Give back the whole listing exactly as shown.
□ □ □ □ □ □ □
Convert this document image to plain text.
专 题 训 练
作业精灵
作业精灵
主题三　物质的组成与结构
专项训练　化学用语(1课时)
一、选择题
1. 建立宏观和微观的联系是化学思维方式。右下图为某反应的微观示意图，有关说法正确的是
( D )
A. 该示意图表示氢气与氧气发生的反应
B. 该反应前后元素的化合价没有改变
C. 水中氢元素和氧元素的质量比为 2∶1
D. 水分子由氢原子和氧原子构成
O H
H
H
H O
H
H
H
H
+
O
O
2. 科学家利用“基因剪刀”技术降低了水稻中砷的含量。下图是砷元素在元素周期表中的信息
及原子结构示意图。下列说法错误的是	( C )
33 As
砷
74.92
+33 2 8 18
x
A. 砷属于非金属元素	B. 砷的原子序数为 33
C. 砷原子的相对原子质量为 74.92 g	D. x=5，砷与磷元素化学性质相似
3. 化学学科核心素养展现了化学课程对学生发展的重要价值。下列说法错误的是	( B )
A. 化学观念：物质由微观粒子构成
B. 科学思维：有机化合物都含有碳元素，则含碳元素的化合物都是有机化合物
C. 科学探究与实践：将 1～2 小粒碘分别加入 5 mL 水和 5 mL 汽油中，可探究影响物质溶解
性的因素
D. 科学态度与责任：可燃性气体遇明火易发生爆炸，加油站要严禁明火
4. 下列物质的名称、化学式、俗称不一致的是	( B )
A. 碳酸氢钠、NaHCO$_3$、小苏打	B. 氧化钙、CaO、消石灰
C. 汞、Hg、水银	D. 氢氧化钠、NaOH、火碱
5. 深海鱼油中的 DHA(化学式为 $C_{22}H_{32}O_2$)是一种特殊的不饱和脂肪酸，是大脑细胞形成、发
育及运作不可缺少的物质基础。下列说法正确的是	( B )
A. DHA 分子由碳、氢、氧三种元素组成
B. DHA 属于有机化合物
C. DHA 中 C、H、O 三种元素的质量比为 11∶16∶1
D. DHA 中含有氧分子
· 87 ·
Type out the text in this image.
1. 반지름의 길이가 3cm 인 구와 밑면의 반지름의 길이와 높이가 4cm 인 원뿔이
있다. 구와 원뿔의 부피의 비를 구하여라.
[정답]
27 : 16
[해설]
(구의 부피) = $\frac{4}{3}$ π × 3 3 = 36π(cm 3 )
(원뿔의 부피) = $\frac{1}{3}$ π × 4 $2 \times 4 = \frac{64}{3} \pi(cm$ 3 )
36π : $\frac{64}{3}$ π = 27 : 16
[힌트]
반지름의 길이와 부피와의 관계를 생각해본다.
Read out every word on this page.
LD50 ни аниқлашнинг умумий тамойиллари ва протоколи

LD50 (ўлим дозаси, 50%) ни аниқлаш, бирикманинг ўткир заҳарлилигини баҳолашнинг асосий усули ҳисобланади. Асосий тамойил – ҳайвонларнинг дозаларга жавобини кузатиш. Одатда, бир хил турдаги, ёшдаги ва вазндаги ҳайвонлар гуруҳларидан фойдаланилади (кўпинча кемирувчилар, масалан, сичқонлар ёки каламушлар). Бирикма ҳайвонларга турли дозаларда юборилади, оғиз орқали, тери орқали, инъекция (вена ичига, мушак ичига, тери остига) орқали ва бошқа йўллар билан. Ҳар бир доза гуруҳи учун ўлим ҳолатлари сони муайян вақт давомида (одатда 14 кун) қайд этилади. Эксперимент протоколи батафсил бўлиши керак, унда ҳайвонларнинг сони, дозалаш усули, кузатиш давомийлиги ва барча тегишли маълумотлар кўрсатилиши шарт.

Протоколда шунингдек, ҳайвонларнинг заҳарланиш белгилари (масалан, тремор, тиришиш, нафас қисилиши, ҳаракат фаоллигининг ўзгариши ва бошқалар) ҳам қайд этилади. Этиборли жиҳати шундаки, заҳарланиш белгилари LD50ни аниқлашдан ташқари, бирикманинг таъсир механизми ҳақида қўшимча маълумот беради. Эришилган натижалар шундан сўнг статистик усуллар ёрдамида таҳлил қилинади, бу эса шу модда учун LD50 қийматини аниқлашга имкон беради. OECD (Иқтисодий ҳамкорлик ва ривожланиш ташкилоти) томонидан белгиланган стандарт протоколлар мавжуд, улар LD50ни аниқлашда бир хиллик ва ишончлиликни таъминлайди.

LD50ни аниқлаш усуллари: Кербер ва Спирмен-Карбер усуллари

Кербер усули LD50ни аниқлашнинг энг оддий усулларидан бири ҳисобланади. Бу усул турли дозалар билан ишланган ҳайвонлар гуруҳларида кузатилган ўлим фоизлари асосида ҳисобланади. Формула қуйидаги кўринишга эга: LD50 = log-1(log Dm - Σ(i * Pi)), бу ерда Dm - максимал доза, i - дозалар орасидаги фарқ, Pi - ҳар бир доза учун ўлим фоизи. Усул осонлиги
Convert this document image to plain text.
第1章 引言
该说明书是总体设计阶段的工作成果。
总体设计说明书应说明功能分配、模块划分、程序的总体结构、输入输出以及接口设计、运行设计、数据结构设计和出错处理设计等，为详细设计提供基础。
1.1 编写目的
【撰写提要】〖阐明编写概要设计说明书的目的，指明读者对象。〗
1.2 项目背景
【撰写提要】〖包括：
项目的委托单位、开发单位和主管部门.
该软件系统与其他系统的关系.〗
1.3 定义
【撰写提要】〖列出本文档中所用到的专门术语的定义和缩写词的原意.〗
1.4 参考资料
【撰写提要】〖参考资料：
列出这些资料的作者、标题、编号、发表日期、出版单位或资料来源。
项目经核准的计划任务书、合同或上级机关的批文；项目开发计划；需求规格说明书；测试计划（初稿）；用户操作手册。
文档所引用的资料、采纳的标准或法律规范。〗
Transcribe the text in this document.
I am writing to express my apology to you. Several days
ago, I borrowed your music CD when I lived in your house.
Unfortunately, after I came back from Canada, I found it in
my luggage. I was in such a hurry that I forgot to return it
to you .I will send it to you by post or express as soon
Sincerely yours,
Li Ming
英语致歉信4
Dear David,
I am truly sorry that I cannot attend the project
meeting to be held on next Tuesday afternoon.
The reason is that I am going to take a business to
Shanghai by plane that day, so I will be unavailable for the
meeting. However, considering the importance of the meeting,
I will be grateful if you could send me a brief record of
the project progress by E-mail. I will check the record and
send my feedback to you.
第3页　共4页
□ □ □ □ □ □ □
### The completed task
Convert this document image to plain text.
专 题 训 练
作业精灵
作业精灵
主题三　物质的组成与结构
专项训练　化学用语(1课时)
一、选择题
1. 建立宏观和微观的联系是化学思维方式。右下图为某反应的微观示意图，有关说法正确的是
( D )
A. 该示意图表示氢气与氧气发生的反应
B. 该反应前后元素的化合价没有改变
C. 水中氢元素和氧元素的质量比为 2∶1
D. 水分子由氢原子和氧原子构成
O H
H
H
H O
H
H
H
H
+
O
O
2. 科学家利用“基因剪刀”技术降低了水稻中砷的含量。下图是砷元素在元素周期表中的信息
及原子结构示意图。下列说法错误的是	( C )
33 As
砷
74.92
+33 2 8 18
x
A. 砷属于非金属元素	B. 砷的原子序数为 33
C. 砷原子的相对原子质量为 74.92 g	D. x=5，砷与磷元素化学性质相似
3. 化学学科核心素养展现了化学课程对学生发展的重要价值。下列说法错误的是	( B )
A. 化学观念：物质由微观粒子构成
B. 科学思维：有机化合物都含有碳元素，则含碳元素的化合物都是有机化合物
C. 科学探究与实践：将 1～2 小粒碘分别加入 5 mL 水和 5 mL 汽油中，可探究影响物质溶解
性的因素
D. 科学态度与责任：可燃性气体遇明火易发生爆炸，加油站要严禁明火
4. 下列物质的名称、化学式、俗称不一致的是	( B )
A. 碳酸氢钠、NaHCO$_3$、小苏打	B. 氧化钙、CaO、消石灰
C. 汞、Hg、水银	D. 氢氧化钠、NaOH、火碱
5. 深海鱼油中的 DHA(化学式为 $C_{22}H_{32}O_2$)是一种特殊的不饱和脂肪酸，是大脑细胞形成、发
育及运作不可缺少的物质基础。下列说法正确的是	( B )
A. DHA 分子由碳、氢、氧三种元素组成
B. DHA 属于有机化合物
C. DHA 中 C、H、O 三种元素的质量比为 11∶16∶1
D. DHA 中含有氧分子
· 87 ·
Type out the text in this image.
1. 반지름의 길이가 3cm 인 구와 밑면의 반지름의 길이와 높이가 4cm 인 원뿔이
있다. 구와 원뿔의 부피의 비를 구하여라.
[정답]
27 : 16
[해설]
(구의 부피) = $\frac{4}{3}$ π × 3 3 = 36π(cm 3 )
(원뿔의 부피) = $\frac{1}{3}$ π × 4 $2 \times 4 = \frac{64}{3} \pi(cm$ 3 )
36π : $\frac{64}{3}$ π = 27 : 16
[힌트]
반지름의 길이와 부피와의 관계를 생각해본다.
Read out every word on this page.
LD50 ни аниқлашнинг умумий тамойиллари ва протоколи

LD50 (ўлим дозаси, 50%) ни аниқлаш, бирикманинг ўткир заҳарлилигини баҳолашнинг асосий усули ҳисобланади. Асосий тамойил – ҳайвонларнинг дозаларга жавобини кузатиш. Одатда, бир хил турдаги, ёшдаги ва вазндаги ҳайвонлар гуруҳларидан фойдаланилади (кўпинча кемирувчилар, масалан, сичқонлар ёки каламушлар). Бирикма ҳайвонларга турли дозаларда юборилади, оғиз орқали, тери орқали, инъекция (вена ичига, мушак ичига, тери остига) орқали ва бошқа йўллар билан. Ҳар бир доза гуруҳи учун ўлим ҳолатлари сони муайян вақт давомида (одатда 14 кун) қайд этилади. Эксперимент протоколи батафсил бўлиши керак, унда ҳайвонларнинг сони, дозалаш усули, кузатиш давомийлиги ва барча тегишли маълумотлар кўрсатилиши шарт.

Протоколда шунингдек, ҳайвонларнинг заҳарланиш белгилари (масалан, тремор, тиришиш, нафас қисилиши, ҳаракат фаоллигининг ўзгариши ва бошқалар) ҳам қайд этилади. Этиборли жиҳати шундаки, заҳарланиш белгилари LD50ни аниқлашдан ташқари, бирикманинг таъсир механизми ҳақида қўшимча маълумот беради. Эришилган натижалар шундан сўнг статистик усуллар ёрдамида таҳлил қилинади, бу эса шу модда учун LD50 қийматини аниқлашга имкон беради. OECD (Иқтисодий ҳамкорлик ва ривожланиш ташкилоти) томонидан белгиланган стандарт протоколлар мавжуд, улар LD50ни аниқлашда бир хиллик ва ишончлиликни таъминлайди.

LD50ни аниқлаш усуллари: Кербер ва Спирмен-Карбер усуллари

Кербер усули LD50ни аниқлашнинг энг оддий усулларидан бири ҳисобланади. Бу усул турли дозалар билан ишланган ҳайвонлар гуруҳларида кузатилган ўлим фоизлари асосида ҳисобланади. Формула қуйидаги кўринишга эга: LD50 = log-1(log Dm - Σ(i * Pi)), бу ерда Dm - максимал доза, i - дозалар орасидаги фарқ, Pi - ҳар бир доза учун ўлим фоизи. Усул осонлиги
Convert this document image to plain text.
第1章 引言
该说明书是总体设计阶段的工作成果。
总体设计说明书应说明功能分配、模块划分、程序的总体结构、输入输出以及接口设计、运行设计、数据结构设计和出错处理设计等，为详细设计提供基础。
1.1 编写目的
【撰写提要】〖阐明编写概要设计说明书的目的，指明读者对象。〗
1.2 项目背景
【撰写提要】〖包括：
项目的委托单位、开发单位和主管部门.
该软件系统与其他系统的关系.〗
1.3 定义
【撰写提要】〖列出本文档中所用到的专门术语的定义和缩写词的原意.〗
1.4 参考资料
【撰写提要】〖参考资料：
列出这些资料的作者、标题、编号、发表日期、出版单位或资料来源。
项目经核准的计划任务书、合同或上级机关的批文；项目开发计划；需求规格说明书；测试计划（初稿）；用户操作手册。
文档所引用的资料、采纳的标准或法律规范。〗
Transcribe the text in this document.
I am writing to express my apology to you. Several days
ago, I borrowed your music CD when I lived in your house.
Unfortunately, after I came back from Canada, I found it in
my luggage. I was in such a hurry that I forgot to return it
to you .I will send it to you by post or express as soon
Sincerely yours,
Li Ming
英语致歉信4
Dear David,
I am truly sorry that I cannot attend the project
meeting to be held on next Tuesday afternoon.
The reason is that I am going to take a business to
Shanghai by plane that day, so I will be unavailable for the
meeting. However, considering the importance of the meeting,
I will be grateful if you could send me a brief record of
the project progress by E-mail. I will check the record and
send my feedback to you.
第3页　共4页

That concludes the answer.